Copy out the entries exactly, from the first line to the last.
— begin GIVEN RECORDS —
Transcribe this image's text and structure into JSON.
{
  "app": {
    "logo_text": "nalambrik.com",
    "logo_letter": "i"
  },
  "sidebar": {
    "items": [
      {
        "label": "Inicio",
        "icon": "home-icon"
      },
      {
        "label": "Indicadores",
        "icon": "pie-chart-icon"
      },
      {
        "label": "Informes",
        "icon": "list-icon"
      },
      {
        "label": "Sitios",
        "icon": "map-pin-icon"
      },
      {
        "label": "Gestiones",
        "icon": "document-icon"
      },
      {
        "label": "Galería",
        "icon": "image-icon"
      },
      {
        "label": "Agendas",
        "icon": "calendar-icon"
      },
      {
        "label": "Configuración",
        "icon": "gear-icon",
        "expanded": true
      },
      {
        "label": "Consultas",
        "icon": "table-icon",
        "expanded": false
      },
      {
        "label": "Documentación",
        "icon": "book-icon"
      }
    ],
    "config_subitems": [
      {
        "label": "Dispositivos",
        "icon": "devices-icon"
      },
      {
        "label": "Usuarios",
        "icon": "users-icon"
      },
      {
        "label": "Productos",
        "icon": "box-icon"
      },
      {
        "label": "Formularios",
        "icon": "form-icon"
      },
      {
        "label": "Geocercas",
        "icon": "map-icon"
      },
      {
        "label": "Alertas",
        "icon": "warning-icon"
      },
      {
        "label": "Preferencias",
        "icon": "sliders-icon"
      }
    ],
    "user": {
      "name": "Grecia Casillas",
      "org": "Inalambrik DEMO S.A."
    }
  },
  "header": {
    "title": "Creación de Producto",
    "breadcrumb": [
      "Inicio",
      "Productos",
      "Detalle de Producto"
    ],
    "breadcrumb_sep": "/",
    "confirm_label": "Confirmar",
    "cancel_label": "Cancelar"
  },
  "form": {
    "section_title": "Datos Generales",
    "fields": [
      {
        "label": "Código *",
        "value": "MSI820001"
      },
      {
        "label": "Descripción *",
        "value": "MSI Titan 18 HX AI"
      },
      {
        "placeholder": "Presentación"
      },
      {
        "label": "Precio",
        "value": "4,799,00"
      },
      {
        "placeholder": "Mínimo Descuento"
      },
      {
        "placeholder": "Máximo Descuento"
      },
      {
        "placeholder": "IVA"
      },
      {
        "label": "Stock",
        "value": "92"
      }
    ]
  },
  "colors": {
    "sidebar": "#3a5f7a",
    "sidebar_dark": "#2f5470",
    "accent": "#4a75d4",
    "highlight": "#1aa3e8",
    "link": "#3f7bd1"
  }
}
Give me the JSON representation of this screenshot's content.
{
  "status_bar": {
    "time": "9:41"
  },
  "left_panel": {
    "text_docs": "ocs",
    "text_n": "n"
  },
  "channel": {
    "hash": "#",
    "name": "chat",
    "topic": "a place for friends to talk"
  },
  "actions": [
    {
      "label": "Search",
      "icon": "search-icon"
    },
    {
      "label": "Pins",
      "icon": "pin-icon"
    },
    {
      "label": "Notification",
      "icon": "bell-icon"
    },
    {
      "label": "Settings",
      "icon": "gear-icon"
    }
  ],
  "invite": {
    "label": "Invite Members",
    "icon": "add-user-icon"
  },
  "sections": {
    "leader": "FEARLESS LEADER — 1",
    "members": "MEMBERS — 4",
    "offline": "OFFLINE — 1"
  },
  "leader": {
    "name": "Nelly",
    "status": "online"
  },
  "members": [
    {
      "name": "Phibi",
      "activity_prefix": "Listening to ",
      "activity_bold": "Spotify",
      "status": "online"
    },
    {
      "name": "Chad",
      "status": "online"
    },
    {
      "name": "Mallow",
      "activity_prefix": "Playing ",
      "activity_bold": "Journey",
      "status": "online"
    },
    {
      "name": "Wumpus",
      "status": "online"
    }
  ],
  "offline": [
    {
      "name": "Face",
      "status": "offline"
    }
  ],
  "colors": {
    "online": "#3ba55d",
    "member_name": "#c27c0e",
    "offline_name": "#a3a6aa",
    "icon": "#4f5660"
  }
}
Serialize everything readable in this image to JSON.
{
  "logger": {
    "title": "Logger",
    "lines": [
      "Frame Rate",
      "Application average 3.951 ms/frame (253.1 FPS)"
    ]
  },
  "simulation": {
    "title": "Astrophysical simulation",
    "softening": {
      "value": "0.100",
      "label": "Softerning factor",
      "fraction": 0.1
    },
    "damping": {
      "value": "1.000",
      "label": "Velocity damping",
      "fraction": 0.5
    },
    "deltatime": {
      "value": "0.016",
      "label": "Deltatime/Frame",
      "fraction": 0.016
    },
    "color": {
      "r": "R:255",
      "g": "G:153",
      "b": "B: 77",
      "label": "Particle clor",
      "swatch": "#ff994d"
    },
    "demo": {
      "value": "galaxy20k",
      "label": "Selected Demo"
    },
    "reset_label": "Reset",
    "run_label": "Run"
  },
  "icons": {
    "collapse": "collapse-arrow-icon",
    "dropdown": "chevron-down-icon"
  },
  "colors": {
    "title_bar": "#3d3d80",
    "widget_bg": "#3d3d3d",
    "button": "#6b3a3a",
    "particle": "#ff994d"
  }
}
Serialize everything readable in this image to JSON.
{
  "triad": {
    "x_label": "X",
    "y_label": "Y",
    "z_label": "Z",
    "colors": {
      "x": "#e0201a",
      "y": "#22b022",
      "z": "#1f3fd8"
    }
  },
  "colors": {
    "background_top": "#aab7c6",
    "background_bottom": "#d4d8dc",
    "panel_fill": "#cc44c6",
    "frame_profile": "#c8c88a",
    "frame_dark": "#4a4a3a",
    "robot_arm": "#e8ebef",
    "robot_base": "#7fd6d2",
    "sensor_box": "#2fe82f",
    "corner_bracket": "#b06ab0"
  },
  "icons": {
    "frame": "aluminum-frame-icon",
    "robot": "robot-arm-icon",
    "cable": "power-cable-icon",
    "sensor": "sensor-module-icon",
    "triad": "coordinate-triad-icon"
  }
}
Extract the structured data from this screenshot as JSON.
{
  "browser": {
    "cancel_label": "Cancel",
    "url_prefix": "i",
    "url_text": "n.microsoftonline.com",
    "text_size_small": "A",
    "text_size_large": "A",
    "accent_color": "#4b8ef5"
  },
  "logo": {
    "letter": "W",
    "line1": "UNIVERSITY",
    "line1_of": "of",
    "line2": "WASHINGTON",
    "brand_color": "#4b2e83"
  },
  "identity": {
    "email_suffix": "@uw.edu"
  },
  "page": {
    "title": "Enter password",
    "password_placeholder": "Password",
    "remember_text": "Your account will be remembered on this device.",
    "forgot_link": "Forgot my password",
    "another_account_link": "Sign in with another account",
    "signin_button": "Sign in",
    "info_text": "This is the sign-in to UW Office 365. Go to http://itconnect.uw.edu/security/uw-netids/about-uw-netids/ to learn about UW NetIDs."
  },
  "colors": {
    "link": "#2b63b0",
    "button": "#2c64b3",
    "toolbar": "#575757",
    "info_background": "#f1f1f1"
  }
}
— end GIVEN RECORDS —
**EXERCISE ANSWER:**
Transcribe this image's text and structure into JSON.
{
  "app": {
    "logo_text": "nalambrik.com",
    "logo_letter": "i"
  },
  "sidebar": {
    "items": [
      {
        "label": "Inicio",
        "icon": "home-icon"
      },
      {
        "label": "Indicadores",
        "icon": "pie-chart-icon"
      },
      {
        "label": "Informes",
        "icon": "list-icon"
      },
      {
        "label": "Sitios",
        "icon": "map-pin-icon"
      },
      {
        "label": "Gestiones",
        "icon": "document-icon"
      },
      {
        "label": "Galería",
        "icon": "image-icon"
      },
      {
        "label": "Agendas",
        "icon": "calendar-icon"
      },
      {
        "label": "Configuración",
        "icon": "gear-icon",
        "expanded": true
      },
      {
        "label": "Consultas",
        "icon": "table-icon",
        "expanded": false
      },
      {
        "label": "Documentación",
        "icon": "book-icon"
      }
    ],
    "config_subitems": [
      {
        "label": "Dispositivos",
        "icon": "devices-icon"
      },
      {
        "label": "Usuarios",
        "icon": "users-icon"
      },
      {
        "label": "Productos",
        "icon": "box-icon"
      },
      {
        "label": "Formularios",
        "icon": "form-icon"
      },
      {
        "label": "Geocercas",
        "icon": "map-icon"
      },
      {
        "label": "Alertas",
        "icon": "warning-icon"
      },
      {
        "label": "Preferencias",
        "icon": "sliders-icon"
      }
    ],
    "user": {
      "name": "Grecia Casillas",
      "org": "Inalambrik DEMO S.A."
    }
  },
  "header": {
    "title": "Creación de Producto",
    "breadcrumb": [
      "Inicio",
      "Productos",
      "Detalle de Producto"
    ],
    "breadcrumb_sep": "/",
    "confirm_label": "Confirmar",
    "cancel_label": "Cancelar"
  },
  "form": {
    "section_title": "Datos Generales",
    "fields": [
      {
        "label": "Código *",
        "value": "MSI820001"
      },
      {
        "label": "Descripción *",
        "value": "MSI Titan 18 HX AI"
      },
      {
        "placeholder": "Presentación"
      },
      {
        "label": "Precio",
        "value": "4,799,00"
      },
      {
        "placeholder": "Mínimo Descuento"
      },
      {
        "placeholder": "Máximo Descuento"
      },
      {
        "placeholder": "IVA"
      },
      {
        "label": "Stock",
        "value": "92"
      }
    ]
  },
  "colors": {
    "sidebar": "#3a5f7a",
    "sidebar_dark": "#2f5470",
    "accent": "#4a75d4",
    "highlight": "#1aa3e8",
    "link": "#3f7bd1"
  }
}
Give me the JSON representation of this screenshot's content.
{
  "status_bar": {
    "time": "9:41"
  },
  "left_panel": {
    "text_docs": "ocs",
    "text_n": "n"
  },
  "channel": {
    "hash": "#",
    "name": "chat",
    "topic": "a place for friends to talk"
  },
  "actions": [
    {
      "label": "Search",
      "icon": "search-icon"
    },
    {
      "label": "Pins",
      "icon": "pin-icon"
    },
    {
      "label": "Notification",
      "icon": "bell-icon"
    },
    {
      "label": "Settings",
      "icon": "gear-icon"
    }
  ],
  "invite": {
    "label": "Invite Members",
    "icon": "add-user-icon"
  },
  "sections": {
    "leader": "FEARLESS LEADER — 1",
    "members": "MEMBERS — 4",
    "offline": "OFFLINE — 1"
  },
  "leader": {
    "name": "Nelly",
    "status": "online"
  },
  "members": [
    {
      "name": "Phibi",
      "activity_prefix": "Listening to ",
      "activity_bold": "Spotify",
      "status": "online"
    },
    {
      "name": "Chad",
      "status": "online"
    },
    {
      "name": "Mallow",
      "activity_prefix": "Playing ",
      "activity_bold": "Journey",
      "status": "online"
    },
    {
      "name": "Wumpus",
      "status": "online"
    }
  ],
  "offline": [
    {
      "name": "Face",
      "status": "offline"
    }
  ],
  "colors": {
    "online": "#3ba55d",
    "member_name": "#c27c0e",
    "offline_name": "#a3a6aa",
    "icon": "#4f5660"
  }
}
Serialize everything readable in this image to JSON.
{
  "logger": {
    "title": "Logger",
    "lines": [
      "Frame Rate",
      "Application average 3.951 ms/frame (253.1 FPS)"
    ]
  },
  "simulation": {
    "title": "Astrophysical simulation",
    "softening": {
      "value": "0.100",
      "label": "Softerning factor",
      "fraction": 0.1
    },
    "damping": {
      "value": "1.000",
      "label": "Velocity damping",
      "fraction": 0.5
    },
    "deltatime": {
      "value": "0.016",
      "label": "Deltatime/Frame",
      "fraction": 0.016
    },
    "color": {
      "r": "R:255",
      "g": "G:153",
      "b": "B: 77",
      "label": "Particle clor",
      "swatch": "#ff994d"
    },
    "demo": {
      "value": "galaxy20k",
      "label": "Selected Demo"
    },
    "reset_label": "Reset",
    "run_label": "Run"
  },
  "icons": {
    "collapse": "collapse-arrow-icon",
    "dropdown": "chevron-down-icon"
  },
  "colors": {
    "title_bar": "#3d3d80",
    "widget_bg": "#3d3d3d",
    "button": "#6b3a3a",
    "particle": "#ff994d"
  }
}
Serialize everything readable in this image to JSON.
{
  "triad": {
    "x_label": "X",
    "y_label": "Y",
    "z_label": "Z",
    "colors": {
      "x": "#e0201a",
      "y": "#22b022",
      "z": "#1f3fd8"
    }
  },
  "colors": {
    "background_top": "#aab7c6",
    "background_bottom": "#d4d8dc",
    "panel_fill": "#cc44c6",
    "frame_profile": "#c8c88a",
    "frame_dark": "#4a4a3a",
    "robot_arm": "#e8ebef",
    "robot_base": "#7fd6d2",
    "sensor_box": "#2fe82f",
    "corner_bracket": "#b06ab0"
  },
  "icons": {
    "frame": "aluminum-frame-icon",
    "robot": "robot-arm-icon",
    "cable": "power-cable-icon",
    "sensor": "sensor-module-icon",
    "triad": "coordinate-triad-icon"
  }
}
Extract the structured data from this screenshot as JSON.
{
  "browser": {
    "cancel_label": "Cancel",
    "url_prefix": "i",
    "url_text": "n.microsoftonline.com",
    "text_size_small": "A",
    "text_size_large": "A",
    "accent_color": "#4b8ef5"
  },
  "logo": {
    "letter": "W",
    "line1": "UNIVERSITY",
    "line1_of": "of",
    "line2": "WASHINGTON",
    "brand_color": "#4b2e83"
  },
  "identity": {
    "email_suffix": "@uw.edu"
  },
  "page": {
    "title": "Enter password",
    "password_placeholder": "Password",
    "remember_text": "Your account will be remembered on this device.",
    "forgot_link": "Forgot my password",
    "another_account_link": "Sign in with another account",
    "signin_button": "Sign in",
    "info_text": "This is the sign-in to UW Office 365. Go to http://itconnect.uw.edu/security/uw-netids/about-uw-netids/ to learn about UW NetIDs."
  },
  "colors": {
    "link": "#2b63b0",
    "button": "#2c64b3",
    "toolbar": "#575757",
    "info_background": "#f1f1f1"
  }
}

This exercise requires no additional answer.